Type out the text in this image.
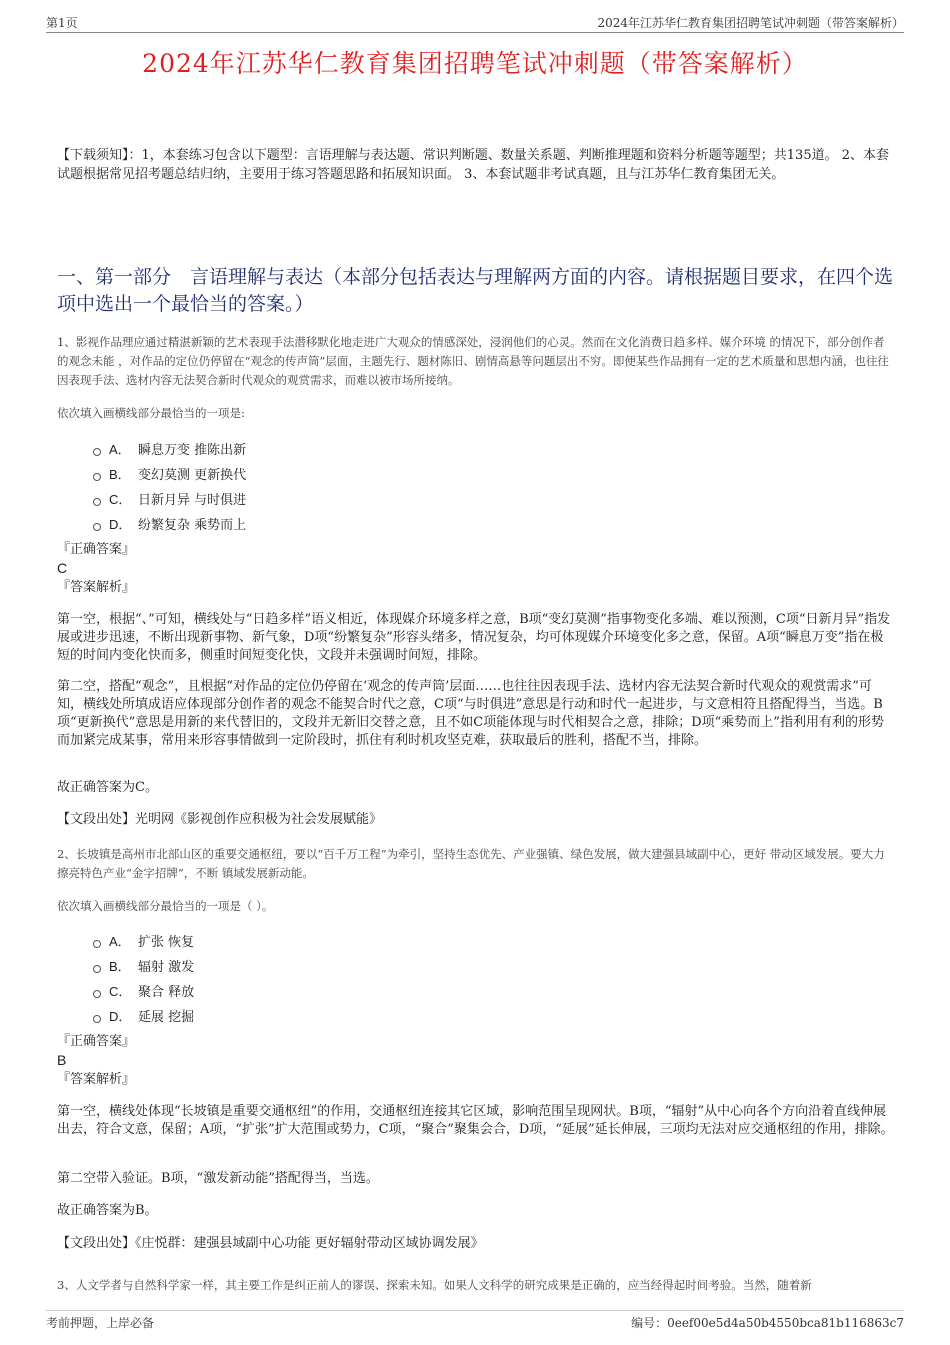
第1页	2024年江苏华仁教育集团招聘笔试冲刺题（带答案解析）
2024年江苏华仁教育集团招聘笔试冲刺题（带答案解析）
【下载须知】：1，本套练习包含以下题型：言语理解与表达题、常识判断题、数量关系题、判断推理题和资料分析题等题型；共135道。 2、本套试题根据常见招考题总结归纳，主要用于练习答题思路和拓展知识面。 3、本套试题非考试真题，且与江苏华仁教育集团无关。
一、第一部分　言语理解与表达（本部分包括表达与理解两方面的内容。请根据题目要求，在四个选项中选出一个最恰当的答案。）
1、影视作品理应通过精湛新颖的艺术表现手法潜移默化地走进广大观众的情感深处，浸润他们的心灵。然而在文化消费日趋多样、媒介环境 的情况下，部分创作者的观念未能 ，对作品的定位仍停留在“观念的传声筒”层面，主题先行、题材陈旧、剧情高悬等问题层出不穷。即便某些作品拥有一定的艺术质量和思想内涵，也往往因表现手法、选材内容无法契合新时代观众的观赏需求，而难以被市场所接纳。
依次填入画横线部分最恰当的一项是:
A． 瞬息万变 推陈出新
B． 变幻莫测 更新换代
C． 日新月异 与时俱进
D． 纷繁复杂 乘势而上
『正确答案』
C
『答案解析』
第一空，根据“、”可知，横线处与“日趋多样”语义相近，体现媒介环境多样之意，B项“变幻莫测”指事物变化多端、难以预测，C项“日新月异”指发展或进步迅速，不断出现新事物、新气象，D项“纷繁复杂”形容头绪多，情况复杂，均可体现媒介环境变化多之意，保留。A项“瞬息万变”指在极短的时间内变化快而多，侧重时间短变化快，文段并未强调时间短，排除。
第二空，搭配“观念”，且根据“对作品的定位仍停留在‘观念的传声筒’层面……也往往因表现手法、选材内容无法契合新时代观众的观赏需求”可知，横线处所填成语应体现部分创作者的观念不能契合时代之意，C项“与时俱进”意思是行动和时代一起进步，与文意相符且搭配得当，当选。B项“更新换代”意思是用新的来代替旧的，文段并无新旧交替之意，且不如C项能体现与时代相契合之意，排除；D项“乘势而上”指利用有利的形势而加紧完成某事，常用来形容事情做到一定阶段时，抓住有利时机攻坚克难，获取最后的胜利，搭配不当，排除。
故正确答案为C。
【文段出处】光明网《影视创作应积极为社会发展赋能》
2、长坡镇是高州市北部山区的重要交通枢纽，要以“百千万工程”为牵引，坚持生态优先、产业强镇、绿色发展，做大建强县域副中心，更好 带动区域发展。要大力擦亮特色产业“金字招牌”，不断 镇域发展新动能。
依次填入画横线部分最恰当的一项是（ ）。
A． 扩张 恢复
B． 辐射 激发
C． 聚合 释放
D． 延展 挖掘
『正确答案』
B
『答案解析』
第一空，横线处体现“长坡镇是重要交通枢纽”的作用，交通枢纽连接其它区域，影响范围呈现网状。B项，“辐射”从中心向各个方向沿着直线伸展出去，符合文意，保留；A项，“扩张”扩大范围或势力，C项，“聚合”聚集会合，D项，“延展”延长伸展，三项均无法对应交通枢纽的作用，排除。
第二空带入验证。B项，“激发新动能”搭配得当，当选。
故正确答案为B。
【文段出处】《庄悦群：建强县域副中心功能 更好辐射带动区域协调发展》
3、人文学者与自然科学家一样，其主要工作是纠正前人的谬误、探索未知。如果人文科学的研究成果是正确的，应当经得起时间考验。当然，随着新
考前押题，上岸必备	编号：0eef00e5d4a50b4550bca81b116863c7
————————
§ **WHAT YOU ARE ASKED TO DO**
Make an exact reproduction of the listing above, without any pictures.

§ **WORKED ANSWER**
Type out the text in this image.
第1页	2024年江苏华仁教育集团招聘笔试冲刺题（带答案解析）
2024年江苏华仁教育集团招聘笔试冲刺题（带答案解析）
【下载须知】：1，本套练习包含以下题型：言语理解与表达题、常识判断题、数量关系题、判断推理题和资料分析题等题型；共135道。 2、本套试题根据常见招考题总结归纳，主要用于练习答题思路和拓展知识面。 3、本套试题非考试真题，且与江苏华仁教育集团无关。
一、第一部分　言语理解与表达（本部分包括表达与理解两方面的内容。请根据题目要求，在四个选项中选出一个最恰当的答案。）
1、影视作品理应通过精湛新颖的艺术表现手法潜移默化地走进广大观众的情感深处，浸润他们的心灵。然而在文化消费日趋多样、媒介环境 的情况下，部分创作者的观念未能 ，对作品的定位仍停留在“观念的传声筒”层面，主题先行、题材陈旧、剧情高悬等问题层出不穷。即便某些作品拥有一定的艺术质量和思想内涵，也往往因表现手法、选材内容无法契合新时代观众的观赏需求，而难以被市场所接纳。
依次填入画横线部分最恰当的一项是:
A． 瞬息万变 推陈出新
B． 变幻莫测 更新换代
C． 日新月异 与时俱进
D． 纷繁复杂 乘势而上
『正确答案』
C
『答案解析』
第一空，根据“、”可知，横线处与“日趋多样”语义相近，体现媒介环境多样之意，B项“变幻莫测”指事物变化多端、难以预测，C项“日新月异”指发展或进步迅速，不断出现新事物、新气象，D项“纷繁复杂”形容头绪多，情况复杂，均可体现媒介环境变化多之意，保留。A项“瞬息万变”指在极短的时间内变化快而多，侧重时间短变化快，文段并未强调时间短，排除。
第二空，搭配“观念”，且根据“对作品的定位仍停留在‘观念的传声筒’层面……也往往因表现手法、选材内容无法契合新时代观众的观赏需求”可知，横线处所填成语应体现部分创作者的观念不能契合时代之意，C项“与时俱进”意思是行动和时代一起进步，与文意相符且搭配得当，当选。B项“更新换代”意思是用新的来代替旧的，文段并无新旧交替之意，且不如C项能体现与时代相契合之意，排除；D项“乘势而上”指利用有利的形势而加紧完成某事，常用来形容事情做到一定阶段时，抓住有利时机攻坚克难，获取最后的胜利，搭配不当，排除。
故正确答案为C。
【文段出处】光明网《影视创作应积极为社会发展赋能》
2、长坡镇是高州市北部山区的重要交通枢纽，要以“百千万工程”为牵引，坚持生态优先、产业强镇、绿色发展，做大建强县域副中心，更好 带动区域发展。要大力擦亮特色产业“金字招牌”，不断 镇域发展新动能。
依次填入画横线部分最恰当的一项是（ ）。
A． 扩张 恢复
B． 辐射 激发
C． 聚合 释放
D． 延展 挖掘
『正确答案』
B
『答案解析』
第一空，横线处体现“长坡镇是重要交通枢纽”的作用，交通枢纽连接其它区域，影响范围呈现网状。B项，“辐射”从中心向各个方向沿着直线伸展出去，符合文意，保留；A项，“扩张”扩大范围或势力，C项，“聚合”聚集会合，D项，“延展”延长伸展，三项均无法对应交通枢纽的作用，排除。
第二空带入验证。B项，“激发新动能”搭配得当，当选。
故正确答案为B。
【文段出处】《庄悦群：建强县域副中心功能 更好辐射带动区域协调发展》
3、人文学者与自然科学家一样，其主要工作是纠正前人的谬误、探索未知。如果人文科学的研究成果是正确的，应当经得起时间考验。当然，随着新
考前押题，上岸必备	编号：0eef00e5d4a50b4550bca81b116863c7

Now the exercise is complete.